Return every line below as is, leaving out the pictures.

━━━━

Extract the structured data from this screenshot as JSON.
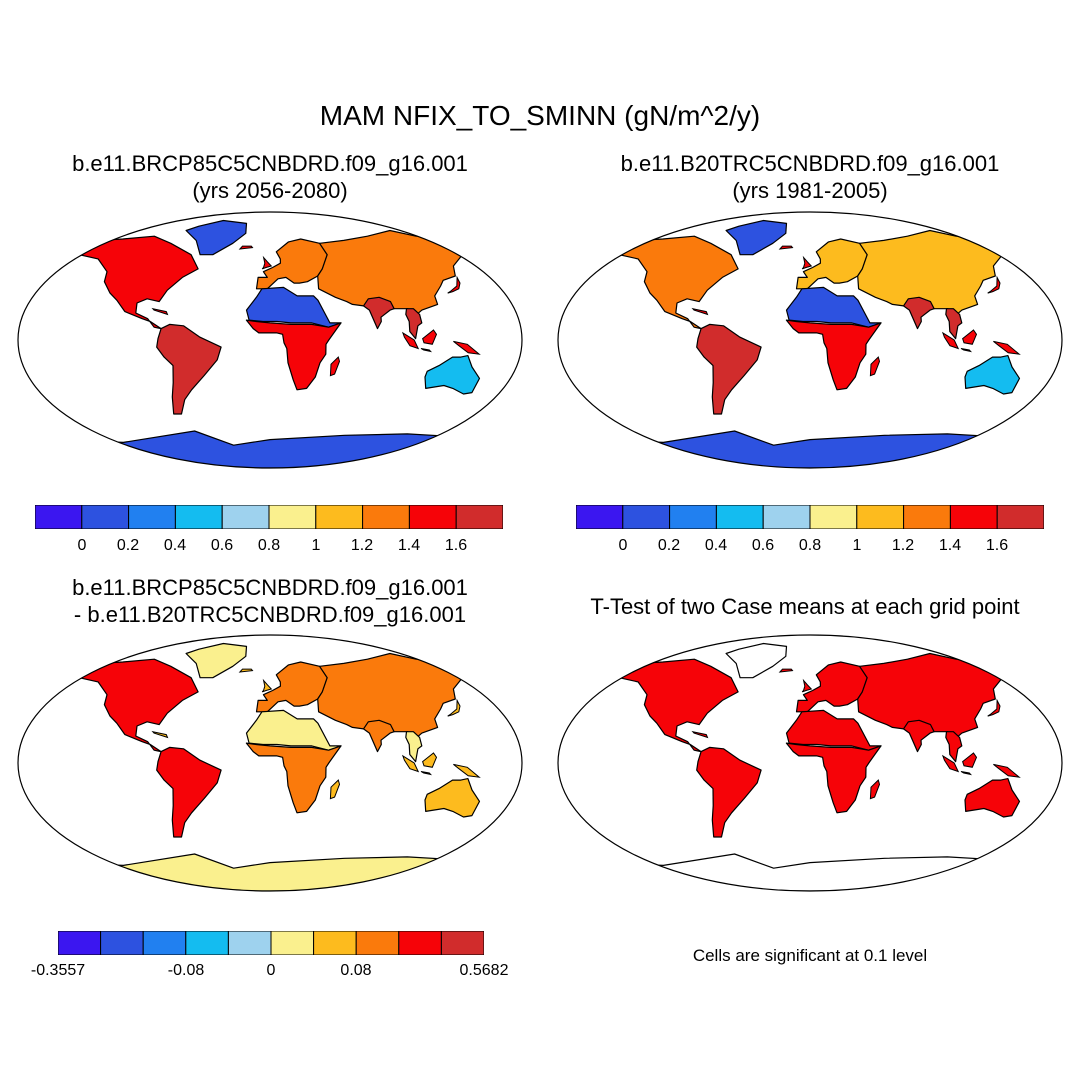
{
  "figure": {
    "title": "MAM NFIX_TO_SMINN (gN/m^2/y)",
    "footnote": "Cells are significant at 0.1 level"
  },
  "colors": {
    "scale": [
      "#3b16f0",
      "#2d52e0",
      "#2180f0",
      "#14bcf0",
      "#9ed2ee",
      "#faf08e",
      "#fdbb1e",
      "#fa7a0c",
      "#f60308",
      "#d12c2c"
    ],
    "ocean": "#ffffff",
    "coast": "#000000",
    "significant": "#f60308"
  },
  "panels": [
    {
      "id": "case1",
      "title_line1": "b.e11.BRCP85C5CNBDRD.f09_g16.001",
      "title_line2": "(yrs 2056-2080)",
      "colorbar_labels": [
        "0",
        "0.2",
        "0.4",
        "0.6",
        "0.8",
        "1",
        "1.2",
        "1.4",
        "1.6"
      ],
      "region_levels": {
        "north_america": 8,
        "greenland": 1,
        "south_america": 9,
        "europe": 7,
        "africa_north": 1,
        "africa_south": 8,
        "asia": 7,
        "india": 9,
        "se_asia": 9,
        "australia": 3,
        "antarctica": 1
      }
    },
    {
      "id": "case2",
      "title_line1": "b.e11.B20TRC5CNBDRD.f09_g16.001",
      "title_line2": "(yrs 1981-2005)",
      "colorbar_labels": [
        "0",
        "0.2",
        "0.4",
        "0.6",
        "0.8",
        "1",
        "1.2",
        "1.4",
        "1.6"
      ],
      "region_levels": {
        "north_america": 7,
        "greenland": 1,
        "south_america": 9,
        "europe": 6,
        "africa_north": 1,
        "africa_south": 8,
        "asia": 6,
        "india": 9,
        "se_asia": 9,
        "australia": 3,
        "antarctica": 1
      }
    },
    {
      "id": "difference",
      "title_line1": "b.e11.BRCP85C5CNBDRD.f09_g16.001",
      "title_line2": "- b.e11.B20TRC5CNBDRD.f09_g16.001",
      "colorbar_labels": [
        "-0.3557",
        "-0.08",
        "0",
        "0.08",
        "0.5682"
      ],
      "region_levels": {
        "north_america": 8,
        "greenland": 5,
        "south_america": 8,
        "europe": 7,
        "africa_north": 5,
        "africa_south": 7,
        "asia": 7,
        "india": 7,
        "se_asia": 5,
        "australia": 6,
        "antarctica": 5
      }
    },
    {
      "id": "ttest",
      "title_line1": "T-Test of two Case means at each grid point"
    }
  ]
}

━━━━

Result:
Extract the structured data from this screenshot as JSON.
{
  "figure": {
    "title": "MAM NFIX_TO_SMINN (gN/m^2/y)",
    "footnote": "Cells are significant at 0.1 level"
  },
  "colors": {
    "scale": [
      "#3b16f0",
      "#2d52e0",
      "#2180f0",
      "#14bcf0",
      "#9ed2ee",
      "#faf08e",
      "#fdbb1e",
      "#fa7a0c",
      "#f60308",
      "#d12c2c"
    ],
    "ocean": "#ffffff",
    "coast": "#000000",
    "significant": "#f60308"
  },
  "panels": [
    {
      "id": "case1",
      "title_line1": "b.e11.BRCP85C5CNBDRD.f09_g16.001",
      "title_line2": "(yrs 2056-2080)",
      "colorbar_labels": [
        "0",
        "0.2",
        "0.4",
        "0.6",
        "0.8",
        "1",
        "1.2",
        "1.4",
        "1.6"
      ],
      "region_levels": {
        "north_america": 8,
        "greenland": 1,
        "south_america": 9,
        "europe": 7,
        "africa_north": 1,
        "africa_south": 8,
        "asia": 7,
        "india": 9,
        "se_asia": 9,
        "australia": 3,
        "antarctica": 1
      }
    },
    {
      "id": "case2",
      "title_line1": "b.e11.B20TRC5CNBDRD.f09_g16.001",
      "title_line2": "(yrs 1981-2005)",
      "colorbar_labels": [
        "0",
        "0.2",
        "0.4",
        "0.6",
        "0.8",
        "1",
        "1.2",
        "1.4",
        "1.6"
      ],
      "region_levels": {
        "north_america": 7,
        "greenland": 1,
        "south_america": 9,
        "europe": 6,
        "africa_north": 1,
        "africa_south": 8,
        "asia": 6,
        "india": 9,
        "se_asia": 9,
        "australia": 3,
        "antarctica": 1
      }
    },
    {
      "id": "difference",
      "title_line1": "b.e11.BRCP85C5CNBDRD.f09_g16.001",
      "title_line2": "- b.e11.B20TRC5CNBDRD.f09_g16.001",
      "colorbar_labels": [
        "-0.3557",
        "-0.08",
        "0",
        "0.08",
        "0.5682"
      ],
      "region_levels": {
        "north_america": 8,
        "greenland": 5,
        "south_america": 8,
        "europe": 7,
        "africa_north": 5,
        "africa_south": 7,
        "asia": 7,
        "india": 7,
        "se_asia": 5,
        "australia": 6,
        "antarctica": 5
      }
    },
    {
      "id": "ttest",
      "title_line1": "T-Test of two Case means at each grid point"
    }
  ]
}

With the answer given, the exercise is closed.